● WHAT YOU HAVE TO DO
Search the material and gather each line with "Editor" in it.
----
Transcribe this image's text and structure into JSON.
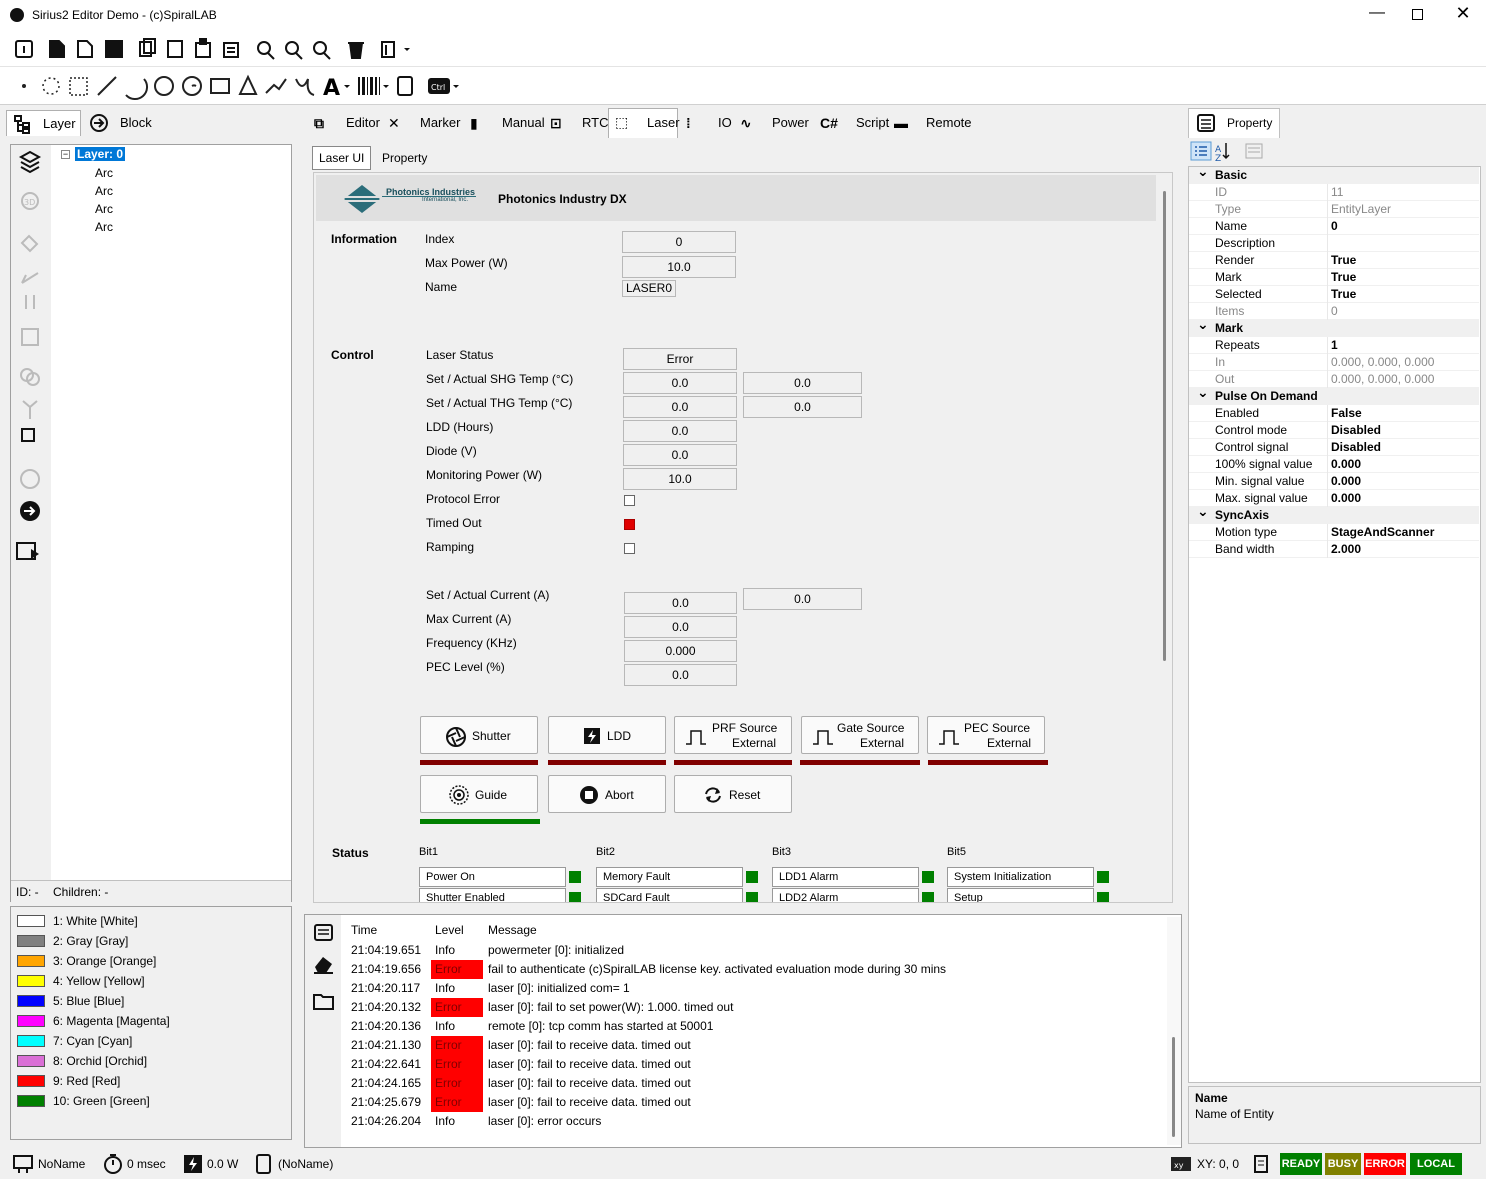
{
  "window": {
    "title": "Sirius2 Editor Demo - (c)SpiralLAB"
  },
  "left_tabs": [
    {
      "label": "Layer"
    },
    {
      "label": "Block"
    }
  ],
  "center_tabs": [
    {
      "label": "Editor"
    },
    {
      "label": "Marker"
    },
    {
      "label": "Manual"
    },
    {
      "label": "RTC"
    },
    {
      "label": "Laser"
    },
    {
      "label": "IO"
    },
    {
      "label": "Power"
    },
    {
      "label": "Script"
    },
    {
      "label": "Remote"
    }
  ],
  "tree": {
    "root": "Layer: 0",
    "children": [
      "Arc",
      "Arc",
      "Arc",
      "Arc"
    ]
  },
  "tree_footer": {
    "id": "ID: -",
    "children": "Children: -"
  },
  "pens": [
    {
      "label": "1: White [White]",
      "color": "#ffffff"
    },
    {
      "label": "2: Gray [Gray]",
      "color": "#808080"
    },
    {
      "label": "3: Orange [Orange]",
      "color": "#ffa500"
    },
    {
      "label": "4: Yellow [Yellow]",
      "color": "#ffff00"
    },
    {
      "label": "5: Blue [Blue]",
      "color": "#0000ff"
    },
    {
      "label": "6: Magenta [Magenta]",
      "color": "#ff00ff"
    },
    {
      "label": "7: Cyan [Cyan]",
      "color": "#00ffff"
    },
    {
      "label": "8: Orchid [Orchid]",
      "color": "#da70d6"
    },
    {
      "label": "9: Red [Red]",
      "color": "#ff0000"
    },
    {
      "label": "10: Green [Green]",
      "color": "#008000"
    }
  ],
  "laser_subtabs": [
    {
      "label": "Laser UI"
    },
    {
      "label": "Property"
    }
  ],
  "laser": {
    "logo_text": "Photonics Industries",
    "logo_sub": "International, Inc.",
    "model": "Photonics Industry DX",
    "information_label": "Information",
    "index_label": "Index",
    "index": "0",
    "maxpower_label": "Max Power (W)",
    "maxpower": "10.0",
    "name_label": "Name",
    "name": "LASER0",
    "control_label": "Control",
    "status_label_text": "Laser Status",
    "laser_status": "Error",
    "shg_label": "Set / Actual SHG Temp (°C)",
    "shg_set": "0.0",
    "shg_act": "0.0",
    "thg_label": "Set / Actual THG Temp (°C)",
    "thg_set": "0.0",
    "thg_act": "0.0",
    "ldd_label": "LDD (Hours)",
    "ldd": "0.0",
    "diode_label": "Diode (V)",
    "diode": "0.0",
    "monitor_label": "Monitoring Power (W)",
    "monitor": "10.0",
    "protocol_label": "Protocol Error",
    "timedout_label": "Timed Out",
    "ramping_label": "Ramping",
    "current_label": "Set / Actual Current (A)",
    "current_set": "0.0",
    "current_act": "0.0",
    "maxcurrent_label": "Max Current (A)",
    "maxcurrent": "0.0",
    "freq_label": "Frequency (KHz)",
    "freq": "0.000",
    "pec_label": "PEC Level  (%)",
    "pec": "0.0",
    "btn_shutter": "Shutter",
    "btn_ldd": "LDD",
    "btn_prf_1": "PRF Source",
    "btn_prf_2": "External",
    "btn_gate_1": "Gate Source",
    "btn_gate_2": "External",
    "btn_pec_1": "PEC Source",
    "btn_pec_2": "External",
    "btn_guide": "Guide",
    "btn_abort": "Abort",
    "btn_reset": "Reset",
    "status_section": "Status",
    "bits": [
      {
        "title": "Bit1",
        "items": [
          "Power On",
          "Shutter Enabled"
        ]
      },
      {
        "title": "Bit2",
        "items": [
          "Memory Fault",
          "SDCard Fault"
        ]
      },
      {
        "title": "Bit3",
        "items": [
          "LDD1 Alarm",
          "LDD2 Alarm"
        ]
      },
      {
        "title": "Bit5",
        "items": [
          "System Initialization",
          "Setup"
        ]
      }
    ]
  },
  "log": {
    "headers": {
      "time": "Time",
      "level": "Level",
      "message": "Message"
    },
    "rows": [
      {
        "time": "21:04:19.651",
        "level": "Info",
        "message": "powermeter [0]: initialized"
      },
      {
        "time": "21:04:19.656",
        "level": "Error",
        "message": "fail to authenticate (c)SpiralLAB license key. activated evaluation mode during 30 mins"
      },
      {
        "time": "21:04:20.117",
        "level": "Info",
        "message": "laser [0]: initialized com= 1"
      },
      {
        "time": "21:04:20.132",
        "level": "Error",
        "message": "laser [0]: fail to set power(W): 1.000. timed out"
      },
      {
        "time": "21:04:20.136",
        "level": "Info",
        "message": "remote [0]: tcp comm has started at 50001"
      },
      {
        "time": "21:04:21.130",
        "level": "Error",
        "message": "laser [0]: fail to receive data. timed out"
      },
      {
        "time": "21:04:22.641",
        "level": "Error",
        "message": "laser [0]: fail to receive data. timed out"
      },
      {
        "time": "21:04:24.165",
        "level": "Error",
        "message": "laser [0]: fail to receive data. timed out"
      },
      {
        "time": "21:04:25.679",
        "level": "Error",
        "message": "laser [0]: fail to receive data. timed out"
      },
      {
        "time": "21:04:26.204",
        "level": "Info",
        "message": "laser [0]: error occurs"
      }
    ]
  },
  "property_panel": {
    "tab": "Property",
    "groups": [
      {
        "title": "Basic",
        "props": [
          [
            "ID",
            "11",
            false
          ],
          [
            "Type",
            "EntityLayer",
            false
          ],
          [
            "Name",
            "0",
            true
          ],
          [
            "Description",
            "",
            true
          ],
          [
            "Render",
            "True",
            true
          ],
          [
            "Mark",
            "True",
            true
          ],
          [
            "Selected",
            "True",
            true
          ],
          [
            "Items",
            "0",
            false
          ]
        ]
      },
      {
        "title": "Mark",
        "props": [
          [
            "Repeats",
            "1",
            true
          ],
          [
            "In",
            "0.000, 0.000, 0.000",
            false
          ],
          [
            "Out",
            "0.000, 0.000, 0.000",
            false
          ]
        ]
      },
      {
        "title": "Pulse On Demand",
        "props": [
          [
            "Enabled",
            "False",
            true
          ],
          [
            "Control mode",
            "Disabled",
            true
          ],
          [
            "Control signal",
            "Disabled",
            true
          ],
          [
            "100% signal value",
            "0.000",
            true
          ],
          [
            "Min. signal value",
            "0.000",
            true
          ],
          [
            "Max. signal value",
            "0.000",
            true
          ]
        ]
      },
      {
        "title": "SyncAxis",
        "props": [
          [
            "Motion type",
            "StageAndScanner",
            true
          ],
          [
            "Band width",
            "2.000",
            true
          ]
        ]
      }
    ],
    "desc_title": "Name",
    "desc_text": "Name of Entity"
  },
  "statusbar": {
    "doc": "NoName",
    "time": "0 msec",
    "power": "0.0 W",
    "file": "(NoName)",
    "xy": "XY: 0, 0",
    "badges": [
      {
        "label": "READY",
        "color": "#008000"
      },
      {
        "label": "BUSY",
        "color": "#808000"
      },
      {
        "label": "ERROR",
        "color": "#ff0000"
      },
      {
        "label": "LOCAL",
        "color": "#008000"
      }
    ]
  }
}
----
● RESPONSE TO THIS TASK
    "title": "Sirius2 Editor Demo - (c)SpiralLAB"
      "label": "Editor"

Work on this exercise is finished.